- _YOUR INSTRUCTIONS_
Pull out each line of the data that includes the word "Sekunden".
===== EXTRACTED ENTRIES
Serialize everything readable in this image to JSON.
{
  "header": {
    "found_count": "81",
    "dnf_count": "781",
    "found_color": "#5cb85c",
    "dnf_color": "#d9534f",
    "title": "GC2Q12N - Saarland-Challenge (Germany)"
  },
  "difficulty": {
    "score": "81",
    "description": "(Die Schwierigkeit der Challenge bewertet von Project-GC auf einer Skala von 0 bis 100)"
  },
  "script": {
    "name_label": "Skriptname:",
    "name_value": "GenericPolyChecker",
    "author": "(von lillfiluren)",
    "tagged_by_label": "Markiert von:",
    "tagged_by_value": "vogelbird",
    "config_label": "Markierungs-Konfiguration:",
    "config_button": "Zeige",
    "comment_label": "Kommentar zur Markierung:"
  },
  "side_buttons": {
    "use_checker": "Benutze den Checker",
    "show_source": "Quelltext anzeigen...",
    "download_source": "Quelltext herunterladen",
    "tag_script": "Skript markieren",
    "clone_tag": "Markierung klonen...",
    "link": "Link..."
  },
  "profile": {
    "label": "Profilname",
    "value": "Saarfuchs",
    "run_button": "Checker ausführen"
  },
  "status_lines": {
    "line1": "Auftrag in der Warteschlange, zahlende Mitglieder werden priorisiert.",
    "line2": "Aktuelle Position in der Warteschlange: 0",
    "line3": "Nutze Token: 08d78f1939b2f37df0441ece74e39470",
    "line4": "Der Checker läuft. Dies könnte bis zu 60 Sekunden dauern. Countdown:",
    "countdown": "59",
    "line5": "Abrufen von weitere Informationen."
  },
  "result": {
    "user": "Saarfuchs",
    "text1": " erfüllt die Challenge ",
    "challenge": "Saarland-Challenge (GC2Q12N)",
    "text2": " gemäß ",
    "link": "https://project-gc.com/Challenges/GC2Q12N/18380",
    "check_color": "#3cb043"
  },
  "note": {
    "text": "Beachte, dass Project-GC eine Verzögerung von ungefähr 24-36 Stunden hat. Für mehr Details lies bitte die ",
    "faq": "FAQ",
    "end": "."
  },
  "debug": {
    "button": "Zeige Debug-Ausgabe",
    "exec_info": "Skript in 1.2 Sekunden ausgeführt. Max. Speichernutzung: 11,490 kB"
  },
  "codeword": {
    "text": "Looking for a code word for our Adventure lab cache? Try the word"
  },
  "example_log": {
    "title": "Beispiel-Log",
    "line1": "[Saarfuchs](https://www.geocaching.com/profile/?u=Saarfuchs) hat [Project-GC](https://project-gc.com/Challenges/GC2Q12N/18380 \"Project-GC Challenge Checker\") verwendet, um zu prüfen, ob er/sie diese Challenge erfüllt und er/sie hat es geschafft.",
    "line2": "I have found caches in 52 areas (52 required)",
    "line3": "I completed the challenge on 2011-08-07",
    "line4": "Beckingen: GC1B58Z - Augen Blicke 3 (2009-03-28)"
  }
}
==========
- _FINAL RESULT_
    "line4": "Der Checker läuft. Dies könnte bis zu 60 Sekunden dauern. Countdown:",
    "exec_info": "Skript in 1.2 Sekunden ausgeführt. Max. Speichernutzung: 11,490 kB"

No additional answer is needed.